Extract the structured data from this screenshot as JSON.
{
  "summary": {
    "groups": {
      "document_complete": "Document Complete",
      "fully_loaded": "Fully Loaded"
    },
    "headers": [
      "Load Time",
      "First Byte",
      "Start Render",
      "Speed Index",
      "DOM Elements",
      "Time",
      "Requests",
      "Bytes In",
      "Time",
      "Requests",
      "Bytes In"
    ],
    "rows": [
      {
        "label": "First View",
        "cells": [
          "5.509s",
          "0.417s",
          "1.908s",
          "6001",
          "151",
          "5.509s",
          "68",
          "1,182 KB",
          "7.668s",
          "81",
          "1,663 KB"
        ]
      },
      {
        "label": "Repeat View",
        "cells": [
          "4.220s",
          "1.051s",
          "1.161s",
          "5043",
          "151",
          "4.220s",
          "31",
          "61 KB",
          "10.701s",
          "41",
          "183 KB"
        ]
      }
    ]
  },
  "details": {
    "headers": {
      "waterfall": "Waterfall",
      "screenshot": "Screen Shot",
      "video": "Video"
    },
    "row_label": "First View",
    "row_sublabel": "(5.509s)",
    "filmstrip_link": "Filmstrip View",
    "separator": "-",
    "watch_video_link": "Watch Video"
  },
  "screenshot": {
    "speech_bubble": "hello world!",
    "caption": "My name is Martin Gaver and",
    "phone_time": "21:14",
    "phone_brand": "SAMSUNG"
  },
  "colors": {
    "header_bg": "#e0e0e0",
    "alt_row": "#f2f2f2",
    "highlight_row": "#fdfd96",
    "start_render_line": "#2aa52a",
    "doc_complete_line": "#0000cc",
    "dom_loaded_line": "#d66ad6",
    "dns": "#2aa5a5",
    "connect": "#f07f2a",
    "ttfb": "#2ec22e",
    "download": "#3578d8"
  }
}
- - -
Short problem
All of the data above should be transcribed exactly.

Answer to this exercise
Extract the structured data from this screenshot as JSON.
{
  "summary": {
    "groups": {
      "document_complete": "Document Complete",
      "fully_loaded": "Fully Loaded"
    },
    "headers": [
      "Load Time",
      "First Byte",
      "Start Render",
      "Speed Index",
      "DOM Elements",
      "Time",
      "Requests",
      "Bytes In",
      "Time",
      "Requests",
      "Bytes In"
    ],
    "rows": [
      {
        "label": "First View",
        "cells": [
          "5.509s",
          "0.417s",
          "1.908s",
          "6001",
          "151",
          "5.509s",
          "68",
          "1,182 KB",
          "7.668s",
          "81",
          "1,663 KB"
        ]
      },
      {
        "label": "Repeat View",
        "cells": [
          "4.220s",
          "1.051s",
          "1.161s",
          "5043",
          "151",
          "4.220s",
          "31",
          "61 KB",
          "10.701s",
          "41",
          "183 KB"
        ]
      }
    ]
  },
  "details": {
    "headers": {
      "waterfall": "Waterfall",
      "screenshot": "Screen Shot",
      "video": "Video"
    },
    "row_label": "First View",
    "row_sublabel": "(5.509s)",
    "filmstrip_link": "Filmstrip View",
    "separator": "-",
    "watch_video_link": "Watch Video"
  },
  "screenshot": {
    "speech_bubble": "hello world!",
    "caption": "My name is Martin Gaver and",
    "phone_time": "21:14",
    "phone_brand": "SAMSUNG"
  },
  "colors": {
    "header_bg": "#e0e0e0",
    "alt_row": "#f2f2f2",
    "highlight_row": "#fdfd96",
    "start_render_line": "#2aa52a",
    "doc_complete_line": "#0000cc",
    "dom_loaded_line": "#d66ad6",
    "dns": "#2aa5a5",
    "connect": "#f07f2a",
    "ttfb": "#2ec22e",
    "download": "#3578d8"
  }
}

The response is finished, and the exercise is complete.